» **What this task involves**
Copy the records starting at the line that contains "filter-type-row: Filter Type" and ending at the line that contains "size-label: Size [21,200,48,215]", replacing "decorator-dot-icon" with "ornament-dot-icon" and leaving everything else unchanged. Give only those lines.

[start]

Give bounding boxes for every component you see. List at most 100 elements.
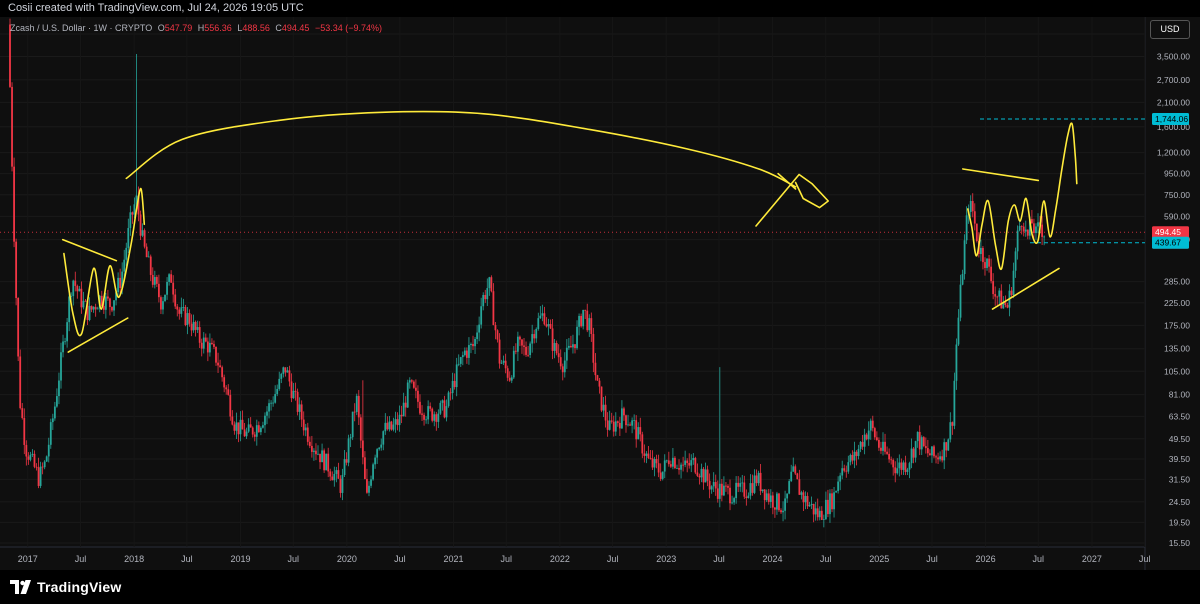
candle-body [300, 404, 303, 420]
candle-body [247, 424, 250, 432]
candle-body [343, 459, 346, 475]
time-tick-label: 2027 [1082, 554, 1102, 564]
candle-body [592, 334, 595, 363]
candle-body [980, 247, 982, 255]
candle-body [304, 427, 307, 431]
candle-body [376, 449, 379, 458]
currency-button[interactable]: USD [1150, 20, 1190, 39]
candle-body [66, 322, 69, 342]
candle-body [816, 508, 819, 518]
candle-body [23, 417, 26, 445]
candle-body [586, 310, 589, 331]
candle-body [959, 284, 962, 318]
candle-body [643, 453, 646, 456]
candle-body [963, 240, 966, 275]
candle-body [751, 483, 754, 493]
candle-body [888, 453, 891, 460]
candle-body [922, 437, 925, 447]
candle-body [145, 246, 148, 258]
candle-body [782, 510, 784, 513]
candle-body [655, 459, 658, 464]
candle-body [425, 419, 428, 421]
candle-body [147, 256, 150, 258]
candle-body [698, 475, 701, 478]
candle-body [982, 247, 984, 263]
candle-body [798, 479, 801, 495]
candle-body [873, 428, 876, 438]
candle-body [802, 492, 805, 503]
candle-body [445, 406, 448, 418]
candle-body [88, 305, 91, 320]
candle-body [153, 277, 156, 285]
candle-body [661, 471, 664, 479]
candle-body [419, 401, 421, 414]
candle-body [404, 402, 407, 408]
candle-body [749, 483, 752, 496]
candle-body [102, 306, 105, 310]
candle-body [323, 450, 326, 471]
candle-body [64, 341, 66, 343]
candle-body [119, 277, 122, 288]
candle-body [221, 367, 224, 378]
candle-body [780, 510, 782, 513]
candle-body [855, 451, 858, 457]
candle-body [871, 420, 874, 429]
candle-body [516, 336, 519, 352]
candle-body [182, 307, 185, 308]
candle-body [1000, 290, 1003, 309]
candle-body [484, 294, 487, 300]
candle-body [561, 366, 564, 373]
candle-body [74, 280, 77, 286]
candle-body [494, 325, 497, 331]
candle-body [822, 519, 825, 520]
candle-body [641, 434, 644, 454]
candle-body [767, 493, 770, 502]
candle-body [926, 448, 929, 454]
candle-body [364, 457, 366, 479]
candle-body [896, 468, 899, 474]
candle-body [270, 402, 272, 404]
time-tick-label: Jul [287, 554, 299, 564]
candle-body [722, 485, 725, 496]
candle-body [421, 413, 423, 415]
candle-body [984, 262, 986, 268]
candle-body [129, 212, 132, 229]
candle-body [841, 468, 844, 476]
candle-body [706, 469, 709, 481]
candle-body [1033, 223, 1035, 234]
candle-body [845, 470, 848, 472]
candle-body [880, 447, 882, 451]
price-chart[interactable]: 4,500.003,500.002,700.002,100.001,600.00… [0, 17, 1200, 570]
candle-body [686, 460, 689, 463]
tradingview-logo: TradingView [10, 577, 121, 597]
candle-body [600, 386, 603, 411]
candle-body [443, 400, 446, 418]
candle-body [998, 290, 1001, 297]
candle-body [298, 404, 301, 412]
candle-body [251, 427, 254, 435]
candle-body [614, 421, 617, 432]
candle-body [663, 460, 666, 472]
candle-body [317, 453, 319, 455]
price-tick-label: 31.50 [1169, 474, 1191, 484]
candle-body [957, 317, 960, 345]
candle-body [849, 454, 852, 463]
candle-body [198, 327, 201, 343]
candle-body [274, 394, 277, 403]
price-badge-label-level: 439.67 [1155, 238, 1181, 248]
candle-body [184, 307, 187, 326]
candle-body [733, 498, 735, 503]
candle-body [559, 357, 562, 367]
candle-body [510, 377, 513, 381]
price-tick-label: 105.00 [1164, 366, 1190, 376]
candle-body [865, 434, 868, 440]
time-tick-label: 2026 [976, 554, 996, 564]
candle-body [625, 415, 627, 426]
candle-body [37, 467, 40, 486]
candle-body [623, 408, 625, 416]
candle-body [1022, 226, 1025, 232]
candle-body [333, 473, 336, 481]
candle-body [217, 362, 219, 366]
candle-body [359, 417, 362, 441]
candle-body [257, 425, 260, 433]
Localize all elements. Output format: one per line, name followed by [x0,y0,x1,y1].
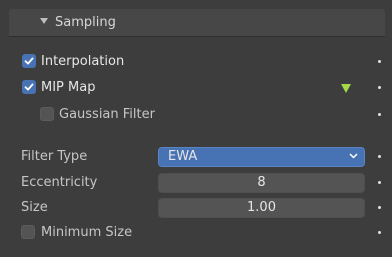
filter-type-row: Filter Type EWA [9,146,385,168]
decorator-dot-icon[interactable] [378,113,381,116]
gaussian-filter-checkbox[interactable] [40,107,54,121]
gaussian-filter-row: Gaussian Filter [9,104,385,126]
mip-map-checkbox[interactable] [22,80,36,94]
mip-map-row: MIP Map [9,77,385,99]
decorator-dot-icon[interactable] [378,181,381,184]
size-label: Size [21,200,48,215]
eccentricity-value: 8 [257,175,266,190]
keyframe-indicator-icon [341,84,351,93]
eccentricity-row: Eccentricity 8 [9,172,385,194]
eccentricity-field[interactable]: 8 [158,173,365,193]
minimum-size-label[interactable]: Minimum Size [41,225,132,240]
panel-title: Sampling [55,15,116,30]
checkmark-icon [24,83,34,91]
checkmark-icon [24,57,34,65]
size-value: 1.00 [247,200,276,215]
filter-type-value: EWA [168,149,198,164]
size-row: Size 1.00 [9,197,385,219]
filter-type-dropdown[interactable]: EWA [158,147,365,167]
interpolation-row: Interpolation [9,51,385,73]
size-field[interactable]: 1.00 [158,198,365,218]
decorator-dot-icon[interactable] [378,86,381,89]
panel-header[interactable]: Sampling [9,9,385,37]
minimum-size-checkbox[interactable] [21,225,35,239]
gaussian-filter-label[interactable]: Gaussian Filter [59,107,155,122]
decorator-dot-icon[interactable] [378,231,381,234]
eccentricity-label: Eccentricity [21,175,98,190]
minimum-size-row: Minimum Size [9,222,385,244]
decorator-dot-icon[interactable] [378,206,381,209]
mip-map-label[interactable]: MIP Map [41,80,95,95]
filter-type-label: Filter Type [21,149,88,164]
sampling-panel: Sampling Interpolation MIP Map Gaussian … [0,0,392,257]
decorator-dot-icon[interactable] [378,60,381,63]
interpolation-checkbox[interactable] [22,54,36,68]
chevron-down-icon [40,18,48,24]
interpolation-label[interactable]: Interpolation [41,54,124,69]
decorator-dot-icon[interactable] [378,155,381,158]
chevron-down-icon [349,153,358,159]
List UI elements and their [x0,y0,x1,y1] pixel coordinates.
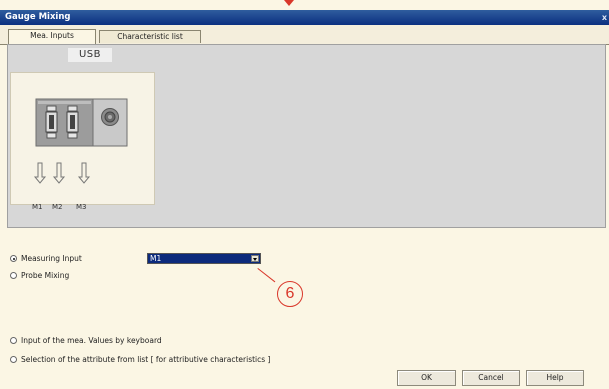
input-label-m3: M3 [76,203,87,211]
cancel-button[interactable]: Cancel [462,370,520,386]
help-button[interactable]: Help [526,370,584,386]
radio-label: Measuring Input [21,254,82,263]
callout-number: 6 [277,281,303,307]
input-label-m2: M2 [52,203,63,211]
tab-strip: Mea. Inputs Characteristic list [0,25,609,45]
annotation-arrow [284,0,294,6]
radio-unchecked-icon[interactable] [10,337,17,344]
select-value: M1 [150,254,162,263]
radio-checked-icon[interactable] [10,255,17,262]
measuring-input-select[interactable]: M1 [147,253,261,264]
usb-label: USB [68,48,112,62]
radio-keyboard-input[interactable]: Input of the mea. Values by keyboard [10,336,162,345]
close-icon[interactable]: x [602,10,607,25]
radio-measuring-input[interactable]: Measuring Input [10,254,82,263]
ok-button[interactable]: OK [397,370,456,386]
tab-characteristic-list[interactable]: Characteristic list [99,30,201,43]
radio-unchecked-icon[interactable] [10,356,17,363]
radio-probe-mixing[interactable]: Probe Mixing [10,271,69,280]
radio-label: Probe Mixing [21,271,70,280]
input-label-m1: M1 [32,203,43,211]
radio-label: Selection of the attribute from list [ f… [21,355,271,364]
tab-mea-inputs[interactable]: Mea. Inputs [8,29,96,44]
usb-interface-icon [33,98,128,184]
options-section [0,228,609,389]
radio-unchecked-icon[interactable] [10,272,17,279]
window-title: Gauge Mixing [5,12,71,22]
radio-attribute-selection[interactable]: Selection of the attribute from list [ f… [10,355,271,364]
usb-device-illustration [10,72,155,205]
radio-label: Input of the mea. Values by keyboard [21,336,162,345]
window-titlebar: Gauge Mixing x [0,10,609,25]
chevron-down-icon[interactable] [251,255,259,262]
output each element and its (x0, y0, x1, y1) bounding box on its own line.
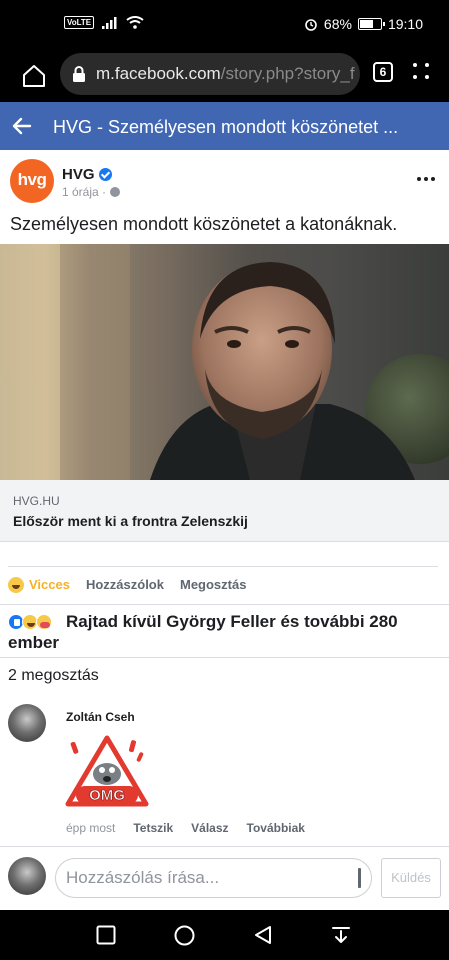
text-cursor (358, 868, 361, 888)
tab-switcher-button[interactable]: 6 (373, 62, 393, 82)
haha-reaction-icon (8, 576, 24, 593)
notification-pull-icon[interactable] (331, 925, 351, 945)
reactions-summary[interactable]: Rajtad kívül György Feller és további 28… (0, 604, 449, 658)
comment-more-button[interactable]: Továbbiak (247, 821, 305, 835)
post-text: Személyesen mondott köszönetet a katonák… (10, 214, 398, 234)
clock: 19:10 (387, 16, 423, 32)
volte-badge: VoLTE (64, 16, 95, 29)
system-nav-bar (0, 910, 449, 960)
post-timestamp[interactable]: 1 órája · (62, 185, 121, 199)
comment-input[interactable]: Hozzászólás írása... (55, 858, 372, 898)
page-name-label: HVG (62, 166, 95, 183)
home-icon[interactable] (20, 62, 48, 90)
page-name[interactable]: HVG (62, 166, 112, 183)
comment-like-button[interactable]: Tetszik (133, 821, 173, 835)
commenter-name[interactable]: Zoltán Cseh (66, 710, 135, 724)
comment-composer: Hozzászólás írása... Küldés (0, 846, 449, 910)
back-nav-icon[interactable] (253, 925, 273, 945)
reaction-button[interactable]: Vicces (8, 576, 70, 593)
home-nav-icon[interactable] (174, 925, 195, 946)
alarm-icon (305, 19, 317, 31)
comment-meta: épp most Tetszik Válasz Továbbiak (66, 821, 305, 835)
sticker-text: OMG (89, 787, 125, 804)
reaction-label: Vicces (29, 577, 70, 592)
post-header: hvg HVG 1 órája · (0, 150, 449, 212)
lock-icon (73, 66, 85, 82)
reactions-text: Rajtad kívül György Feller és további 28… (8, 612, 398, 652)
overflow-menu-icon[interactable] (413, 63, 431, 81)
browser-toolbar: m.facebook.com/story.php?story_f 6 (0, 50, 449, 102)
share-button[interactable]: Megosztás (180, 577, 246, 592)
url-text: m.facebook.com/story.php?story_f (96, 64, 355, 84)
page-avatar[interactable]: hvg (10, 159, 54, 203)
recents-icon[interactable] (96, 925, 116, 945)
comment-reply-button[interactable]: Válasz (191, 821, 228, 835)
comment-input-placeholder: Hozzászólás írása... (66, 868, 220, 887)
send-button[interactable]: Küldés (381, 858, 441, 898)
back-arrow-icon[interactable] (10, 114, 34, 138)
link-title: Először ment ki a frontra Zelenszkij (13, 513, 248, 529)
battery-percent: 68% (323, 16, 352, 32)
globe-icon (110, 187, 121, 197)
url-path: /story.php?story_f (220, 64, 355, 83)
shares-count[interactable]: 2 megosztás (8, 667, 99, 685)
signal-icon (102, 16, 117, 29)
link-preview-image[interactable] (0, 244, 449, 480)
link-preview-caption[interactable]: HVG.HU Először ment ki a frontra Zelensz… (0, 480, 449, 542)
link-domain: HVG.HU (13, 494, 60, 508)
commenter-avatar[interactable] (8, 704, 46, 742)
portrait-photo (0, 244, 449, 480)
more-options-icon[interactable] (417, 177, 435, 181)
wifi-icon (126, 16, 144, 29)
status-bar: VoLTE 68% 19:10 (0, 0, 449, 50)
comment-button[interactable]: Hozzászólok (86, 577, 164, 592)
post-actions: Vicces Hozzászólok Megosztás (8, 566, 438, 602)
url-host: m.facebook.com (96, 64, 221, 83)
page-title: HVG - Személyesen mondott köszönetet ... (53, 117, 399, 137)
comment-time: épp most (66, 821, 116, 835)
user-avatar (8, 857, 46, 895)
verified-badge-icon (98, 168, 112, 181)
page-header: HVG - Személyesen mondott köszönetet ... (0, 102, 449, 150)
battery-icon (357, 18, 385, 30)
url-bar[interactable]: m.facebook.com/story.php?story_f (60, 53, 360, 95)
omg-sticker: OMG (65, 735, 149, 807)
post-time-label: 1 órája · (62, 185, 107, 199)
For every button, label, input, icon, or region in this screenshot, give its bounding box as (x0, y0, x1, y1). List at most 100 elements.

[end]

» **Reply to the exercise**
filter-type-row: Filter Type EWA [9,146,385,168]
ornament-dot-icon[interactable] [378,113,381,116]
gaussian-filter-checkbox[interactable] [40,107,54,121]
gaussian-filter-row: Gaussian Filter [9,104,385,126]
mip-map-checkbox[interactable] [22,80,36,94]
mip-map-row: MIP Map [9,77,385,99]
ornament-dot-icon[interactable] [378,181,381,184]
size-label: Size [21,200,48,215]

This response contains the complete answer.